DIRECTION: Without altering anything, repeat each of the records.

(Stored records)

/---

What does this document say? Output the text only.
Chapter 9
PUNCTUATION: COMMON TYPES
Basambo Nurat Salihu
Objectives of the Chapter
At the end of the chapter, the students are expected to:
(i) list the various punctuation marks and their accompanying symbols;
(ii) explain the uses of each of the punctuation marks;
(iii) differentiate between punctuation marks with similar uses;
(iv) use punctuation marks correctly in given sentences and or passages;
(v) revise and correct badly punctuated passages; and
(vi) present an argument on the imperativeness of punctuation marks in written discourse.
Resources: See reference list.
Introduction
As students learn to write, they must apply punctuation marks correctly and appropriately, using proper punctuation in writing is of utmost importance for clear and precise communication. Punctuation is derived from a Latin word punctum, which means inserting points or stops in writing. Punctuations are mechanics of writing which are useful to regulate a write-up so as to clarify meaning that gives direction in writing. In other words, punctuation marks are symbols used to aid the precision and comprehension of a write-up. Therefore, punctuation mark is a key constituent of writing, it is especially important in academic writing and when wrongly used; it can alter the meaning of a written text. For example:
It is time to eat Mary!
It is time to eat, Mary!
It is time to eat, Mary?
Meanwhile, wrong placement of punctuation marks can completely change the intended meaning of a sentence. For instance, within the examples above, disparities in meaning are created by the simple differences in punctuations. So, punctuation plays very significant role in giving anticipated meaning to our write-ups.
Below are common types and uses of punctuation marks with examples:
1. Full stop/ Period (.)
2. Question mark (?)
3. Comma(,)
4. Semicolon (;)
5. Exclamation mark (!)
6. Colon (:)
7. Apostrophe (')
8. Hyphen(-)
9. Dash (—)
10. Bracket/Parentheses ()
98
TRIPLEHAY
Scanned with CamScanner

\---

EXPECTED ANSWER:
What does this document say? Output the text only.
Chapter 9
PUNCTUATION: COMMON TYPES
Basambo Nurat Salihu
Objectives of the Chapter
At the end of the chapter, the students are expected to:
(i) list the various punctuation marks and their accompanying symbols;
(ii) explain the uses of each of the punctuation marks;
(iii) differentiate between punctuation marks with similar uses;
(iv) use punctuation marks correctly in given sentences and or passages;
(v) revise and correct badly punctuated passages; and
(vi) present an argument on the imperativeness of punctuation marks in written discourse.
Resources: See reference list.
Introduction
As students learn to write, they must apply punctuation marks correctly and appropriately, using proper punctuation in writing is of utmost importance for clear and precise communication. Punctuation is derived from a Latin word punctum, which means inserting points or stops in writing. Punctuations are mechanics of writing which are useful to regulate a write-up so as to clarify meaning that gives direction in writing. In other words, punctuation marks are symbols used to aid the precision and comprehension of a write-up. Therefore, punctuation mark is a key constituent of writing, it is especially important in academic writing and when wrongly used; it can alter the meaning of a written text. For example:
It is time to eat Mary!
It is time to eat, Mary!
It is time to eat, Mary?
Meanwhile, wrong placement of punctuation marks can completely change the intended meaning of a sentence. For instance, within the examples above, disparities in meaning are created by the simple differences in punctuations. So, punctuation plays very significant role in giving anticipated meaning to our write-ups.
Below are common types and uses of punctuation marks with examples:
1. Full stop/ Period (.)
2. Question mark (?)
3. Comma(,)
4. Semicolon (;)
5. Exclamation mark (!)
6. Colon (:)
7. Apostrophe (')
8. Hyphen(-)
9. Dash (—)
10. Bracket/Parentheses ()
98
TRIPLEHAY
Scanned with CamScanner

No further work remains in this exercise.